▸ **Excerpts from a figure dataset**:
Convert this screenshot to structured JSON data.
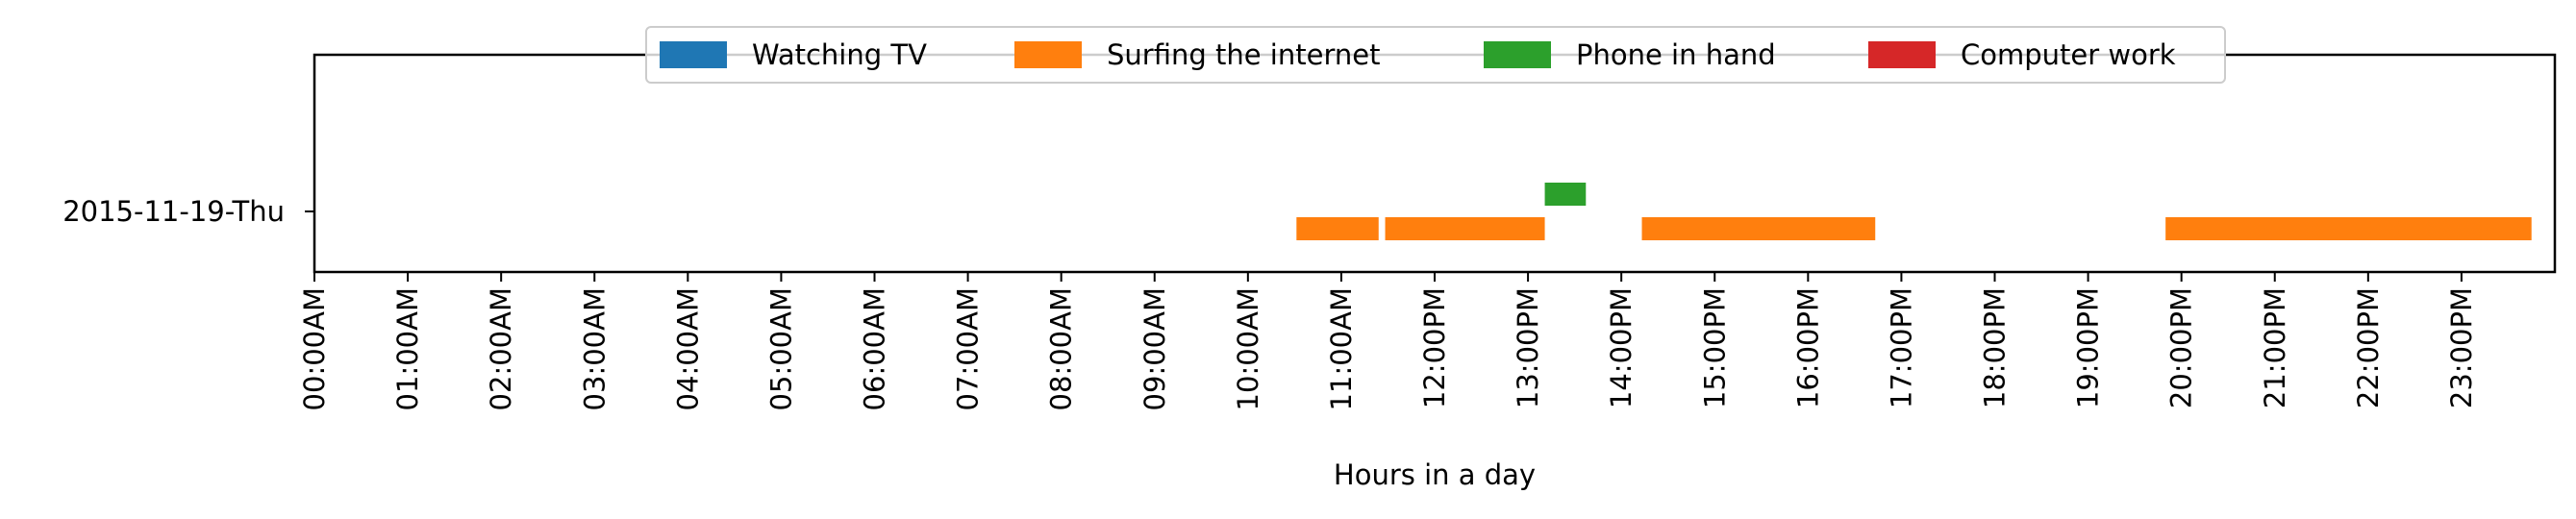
{
  "chart_data": {
    "type": "timeline",
    "xlabel": "Hours in a day",
    "xlim": [
      0,
      24
    ],
    "x_unit": "hours",
    "x_ticks": [
      "00:00AM",
      "01:00AM",
      "02:00AM",
      "03:00AM",
      "04:00AM",
      "05:00AM",
      "06:00AM",
      "07:00AM",
      "08:00AM",
      "09:00AM",
      "10:00AM",
      "11:00AM",
      "12:00PM",
      "13:00PM",
      "14:00PM",
      "15:00PM",
      "16:00PM",
      "17:00PM",
      "18:00PM",
      "19:00PM",
      "20:00PM",
      "21:00PM",
      "22:00PM",
      "23:00PM"
    ],
    "rows": [
      "2015-11-19-Thu"
    ],
    "legend": {
      "placement": "top-center",
      "entries": [
        {
          "name": "Watching TV",
          "color": "#1f77b4"
        },
        {
          "name": "Surfing the internet",
          "color": "#ff7f0e"
        },
        {
          "name": "Phone in hand",
          "color": "#2ca02c"
        },
        {
          "name": "Computer work",
          "color": "#d62728"
        }
      ]
    },
    "series": [
      {
        "name": "Watching TV",
        "color": "#1f77b4",
        "offset": 0,
        "intervals": []
      },
      {
        "name": "Surfing the internet",
        "color": "#ff7f0e",
        "offset": -1,
        "intervals": [
          [
            10.52,
            11.4
          ],
          [
            11.47,
            13.18
          ],
          [
            14.22,
            16.72
          ],
          [
            19.83,
            23.75
          ]
        ]
      },
      {
        "name": "Phone in hand",
        "color": "#2ca02c",
        "offset": 1,
        "intervals": [
          [
            13.18,
            13.62
          ]
        ]
      },
      {
        "name": "Computer work",
        "color": "#d62728",
        "offset": 0,
        "intervals": []
      }
    ],
    "grid": false
  }
}
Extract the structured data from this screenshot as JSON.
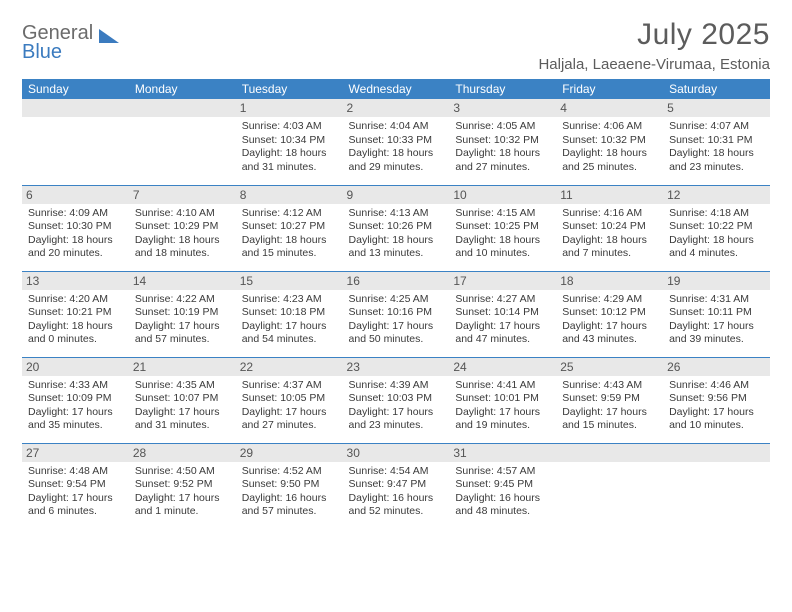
{
  "brand": {
    "line1": "General",
    "line2": "Blue"
  },
  "title": "July 2025",
  "location": "Haljala, Laeaene-Virumaa, Estonia",
  "colors": {
    "header_bg": "#3b82c4",
    "header_text": "#ffffff",
    "daynum_bg": "#e8e8e8",
    "border": "#3b82c4",
    "body_text": "#3a3a3a",
    "title_text": "#5c5c5c",
    "brand_gray": "#6b6b6b",
    "brand_blue": "#3b7bbf"
  },
  "weekdays": [
    "Sunday",
    "Monday",
    "Tuesday",
    "Wednesday",
    "Thursday",
    "Friday",
    "Saturday"
  ],
  "weeks": [
    [
      null,
      null,
      {
        "n": "1",
        "sr": "4:03 AM",
        "ss": "10:34 PM",
        "dl": "18 hours and 31 minutes."
      },
      {
        "n": "2",
        "sr": "4:04 AM",
        "ss": "10:33 PM",
        "dl": "18 hours and 29 minutes."
      },
      {
        "n": "3",
        "sr": "4:05 AM",
        "ss": "10:32 PM",
        "dl": "18 hours and 27 minutes."
      },
      {
        "n": "4",
        "sr": "4:06 AM",
        "ss": "10:32 PM",
        "dl": "18 hours and 25 minutes."
      },
      {
        "n": "5",
        "sr": "4:07 AM",
        "ss": "10:31 PM",
        "dl": "18 hours and 23 minutes."
      }
    ],
    [
      {
        "n": "6",
        "sr": "4:09 AM",
        "ss": "10:30 PM",
        "dl": "18 hours and 20 minutes."
      },
      {
        "n": "7",
        "sr": "4:10 AM",
        "ss": "10:29 PM",
        "dl": "18 hours and 18 minutes."
      },
      {
        "n": "8",
        "sr": "4:12 AM",
        "ss": "10:27 PM",
        "dl": "18 hours and 15 minutes."
      },
      {
        "n": "9",
        "sr": "4:13 AM",
        "ss": "10:26 PM",
        "dl": "18 hours and 13 minutes."
      },
      {
        "n": "10",
        "sr": "4:15 AM",
        "ss": "10:25 PM",
        "dl": "18 hours and 10 minutes."
      },
      {
        "n": "11",
        "sr": "4:16 AM",
        "ss": "10:24 PM",
        "dl": "18 hours and 7 minutes."
      },
      {
        "n": "12",
        "sr": "4:18 AM",
        "ss": "10:22 PM",
        "dl": "18 hours and 4 minutes."
      }
    ],
    [
      {
        "n": "13",
        "sr": "4:20 AM",
        "ss": "10:21 PM",
        "dl": "18 hours and 0 minutes."
      },
      {
        "n": "14",
        "sr": "4:22 AM",
        "ss": "10:19 PM",
        "dl": "17 hours and 57 minutes."
      },
      {
        "n": "15",
        "sr": "4:23 AM",
        "ss": "10:18 PM",
        "dl": "17 hours and 54 minutes."
      },
      {
        "n": "16",
        "sr": "4:25 AM",
        "ss": "10:16 PM",
        "dl": "17 hours and 50 minutes."
      },
      {
        "n": "17",
        "sr": "4:27 AM",
        "ss": "10:14 PM",
        "dl": "17 hours and 47 minutes."
      },
      {
        "n": "18",
        "sr": "4:29 AM",
        "ss": "10:12 PM",
        "dl": "17 hours and 43 minutes."
      },
      {
        "n": "19",
        "sr": "4:31 AM",
        "ss": "10:11 PM",
        "dl": "17 hours and 39 minutes."
      }
    ],
    [
      {
        "n": "20",
        "sr": "4:33 AM",
        "ss": "10:09 PM",
        "dl": "17 hours and 35 minutes."
      },
      {
        "n": "21",
        "sr": "4:35 AM",
        "ss": "10:07 PM",
        "dl": "17 hours and 31 minutes."
      },
      {
        "n": "22",
        "sr": "4:37 AM",
        "ss": "10:05 PM",
        "dl": "17 hours and 27 minutes."
      },
      {
        "n": "23",
        "sr": "4:39 AM",
        "ss": "10:03 PM",
        "dl": "17 hours and 23 minutes."
      },
      {
        "n": "24",
        "sr": "4:41 AM",
        "ss": "10:01 PM",
        "dl": "17 hours and 19 minutes."
      },
      {
        "n": "25",
        "sr": "4:43 AM",
        "ss": "9:59 PM",
        "dl": "17 hours and 15 minutes."
      },
      {
        "n": "26",
        "sr": "4:46 AM",
        "ss": "9:56 PM",
        "dl": "17 hours and 10 minutes."
      }
    ],
    [
      {
        "n": "27",
        "sr": "4:48 AM",
        "ss": "9:54 PM",
        "dl": "17 hours and 6 minutes."
      },
      {
        "n": "28",
        "sr": "4:50 AM",
        "ss": "9:52 PM",
        "dl": "17 hours and 1 minute."
      },
      {
        "n": "29",
        "sr": "4:52 AM",
        "ss": "9:50 PM",
        "dl": "16 hours and 57 minutes."
      },
      {
        "n": "30",
        "sr": "4:54 AM",
        "ss": "9:47 PM",
        "dl": "16 hours and 52 minutes."
      },
      {
        "n": "31",
        "sr": "4:57 AM",
        "ss": "9:45 PM",
        "dl": "16 hours and 48 minutes."
      },
      null,
      null
    ]
  ],
  "labels": {
    "sunrise": "Sunrise:",
    "sunset": "Sunset:",
    "daylight": "Daylight:"
  }
}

▸ **Problem to work on**: Work through the data and report how many of its lines hold the word "JSON", giving only the figure.

▸ **Answer for this exercise**: 2